### [WHAT IS EXPECTED]
Search the records below for the word "Variables" and show every line where it occurs.
-.-.-
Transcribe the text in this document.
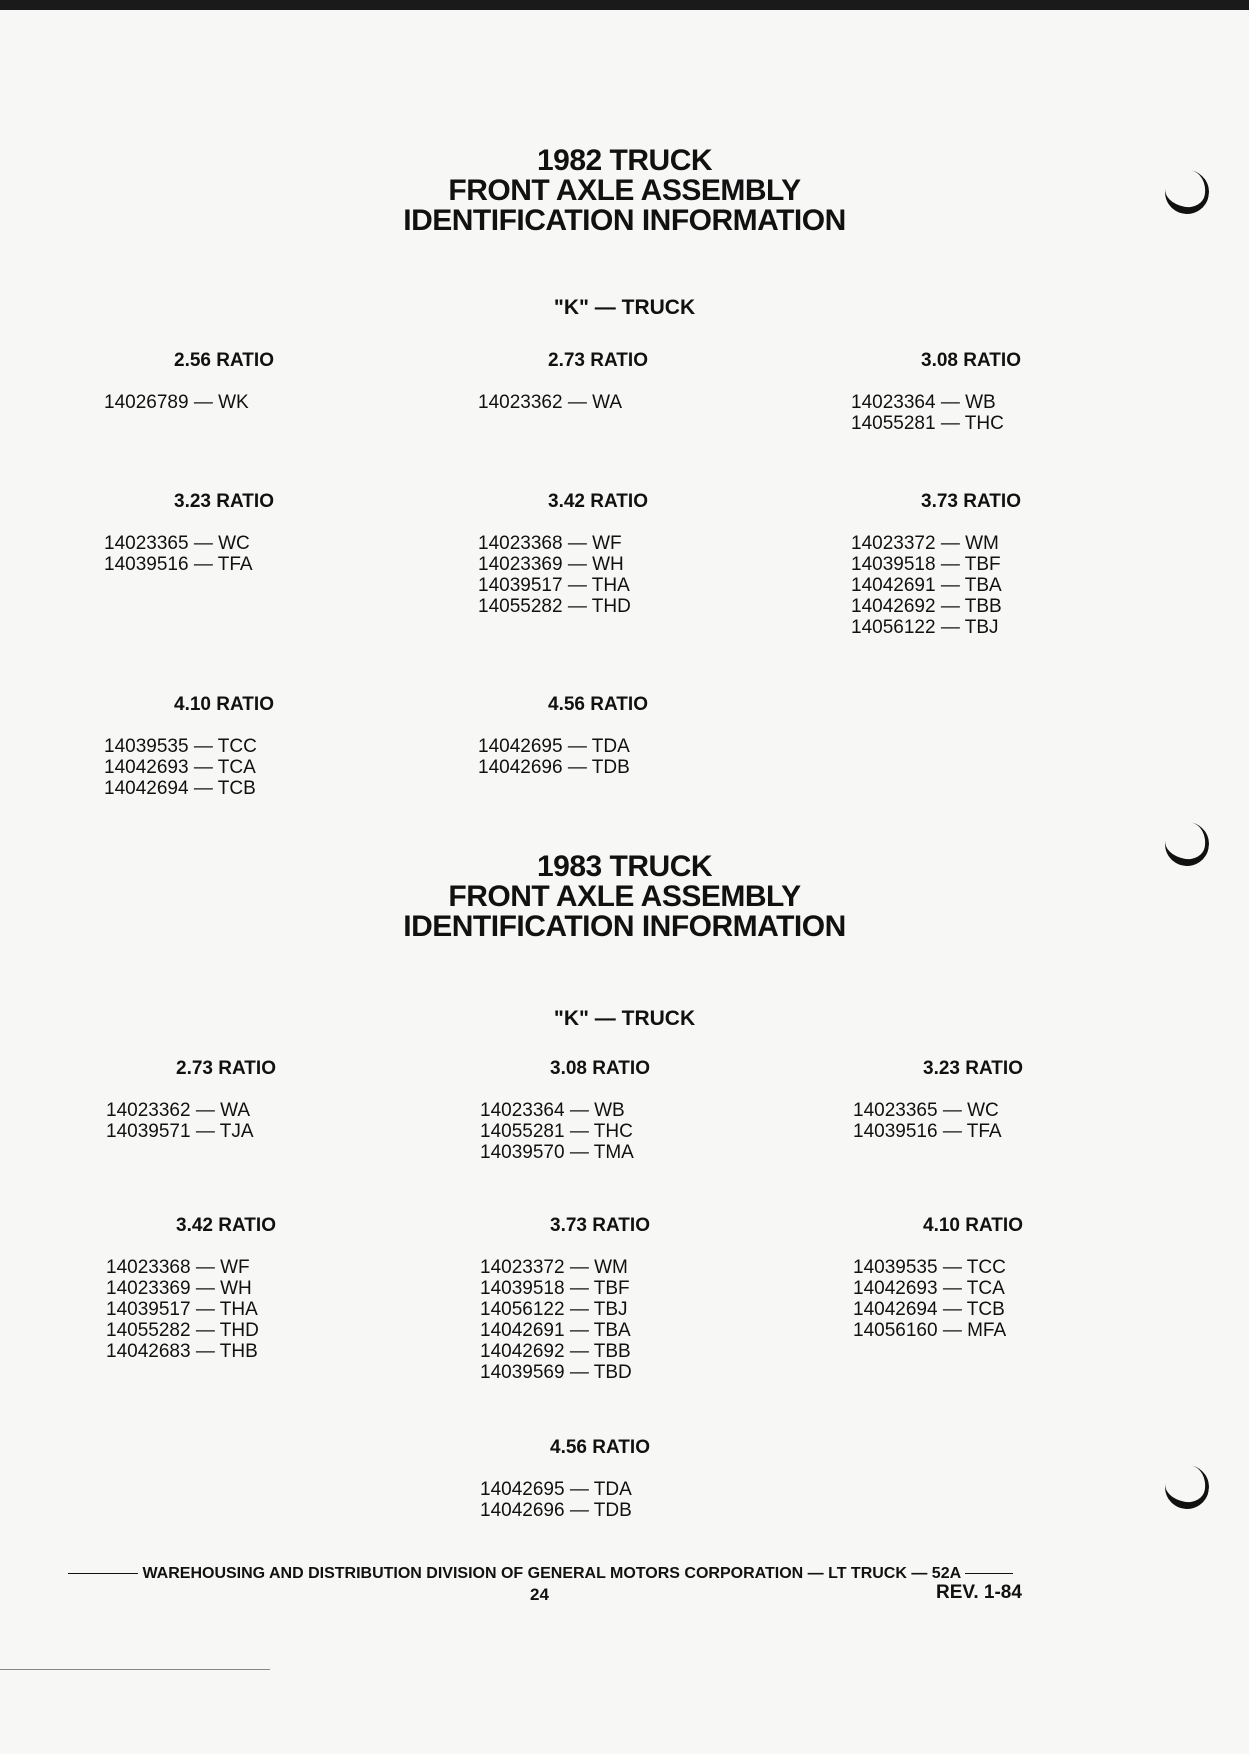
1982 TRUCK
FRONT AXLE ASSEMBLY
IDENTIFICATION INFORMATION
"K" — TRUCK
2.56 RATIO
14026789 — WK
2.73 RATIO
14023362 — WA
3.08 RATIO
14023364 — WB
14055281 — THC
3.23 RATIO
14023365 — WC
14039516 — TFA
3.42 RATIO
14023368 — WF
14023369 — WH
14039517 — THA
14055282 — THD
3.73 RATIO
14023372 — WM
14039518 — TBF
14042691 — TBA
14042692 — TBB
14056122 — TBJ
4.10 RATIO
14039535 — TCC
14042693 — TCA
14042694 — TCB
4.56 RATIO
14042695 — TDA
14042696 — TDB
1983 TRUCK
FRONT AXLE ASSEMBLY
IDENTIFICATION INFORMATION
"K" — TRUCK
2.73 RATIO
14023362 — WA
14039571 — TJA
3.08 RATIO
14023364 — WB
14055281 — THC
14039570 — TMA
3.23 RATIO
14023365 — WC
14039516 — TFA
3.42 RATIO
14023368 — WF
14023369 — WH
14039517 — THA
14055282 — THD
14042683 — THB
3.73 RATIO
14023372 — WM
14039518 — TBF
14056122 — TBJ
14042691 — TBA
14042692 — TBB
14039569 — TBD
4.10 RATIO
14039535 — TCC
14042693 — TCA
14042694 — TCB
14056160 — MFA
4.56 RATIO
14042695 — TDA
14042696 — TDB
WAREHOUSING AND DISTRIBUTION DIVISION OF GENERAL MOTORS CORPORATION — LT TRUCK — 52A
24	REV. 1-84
-.-.-
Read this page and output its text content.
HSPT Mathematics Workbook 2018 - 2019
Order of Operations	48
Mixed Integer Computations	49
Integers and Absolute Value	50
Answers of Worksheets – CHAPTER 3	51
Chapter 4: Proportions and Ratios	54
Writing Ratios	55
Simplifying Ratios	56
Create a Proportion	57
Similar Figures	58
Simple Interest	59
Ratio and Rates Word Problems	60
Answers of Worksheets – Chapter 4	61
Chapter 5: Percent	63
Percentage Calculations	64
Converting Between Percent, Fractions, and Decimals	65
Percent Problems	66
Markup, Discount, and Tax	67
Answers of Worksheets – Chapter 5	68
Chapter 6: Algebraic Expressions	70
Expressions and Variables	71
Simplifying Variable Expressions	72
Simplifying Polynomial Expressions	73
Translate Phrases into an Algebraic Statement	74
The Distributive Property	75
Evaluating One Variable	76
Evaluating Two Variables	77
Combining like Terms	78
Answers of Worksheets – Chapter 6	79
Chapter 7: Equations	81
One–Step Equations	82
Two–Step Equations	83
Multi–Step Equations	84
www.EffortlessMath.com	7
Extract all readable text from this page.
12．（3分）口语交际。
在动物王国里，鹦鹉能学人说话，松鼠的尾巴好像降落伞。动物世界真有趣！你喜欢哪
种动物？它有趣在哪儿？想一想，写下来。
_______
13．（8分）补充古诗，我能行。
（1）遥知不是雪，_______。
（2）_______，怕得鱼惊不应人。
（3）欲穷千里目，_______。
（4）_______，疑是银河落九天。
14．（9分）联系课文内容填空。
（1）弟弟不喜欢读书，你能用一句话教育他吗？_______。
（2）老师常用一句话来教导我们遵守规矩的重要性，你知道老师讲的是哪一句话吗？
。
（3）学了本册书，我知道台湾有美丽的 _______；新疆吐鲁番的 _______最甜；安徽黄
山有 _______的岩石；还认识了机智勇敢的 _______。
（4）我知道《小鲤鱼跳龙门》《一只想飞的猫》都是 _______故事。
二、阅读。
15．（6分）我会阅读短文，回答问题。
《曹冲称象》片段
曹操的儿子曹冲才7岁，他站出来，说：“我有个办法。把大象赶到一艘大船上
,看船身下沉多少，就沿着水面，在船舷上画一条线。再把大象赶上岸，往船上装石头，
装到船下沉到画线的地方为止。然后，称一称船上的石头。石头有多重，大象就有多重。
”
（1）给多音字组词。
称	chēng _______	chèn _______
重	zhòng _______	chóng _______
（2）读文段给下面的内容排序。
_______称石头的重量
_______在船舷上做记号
-.-.-
### [RESULT BELOW]
Expressions and Variables	71
Evaluating Two Variables	77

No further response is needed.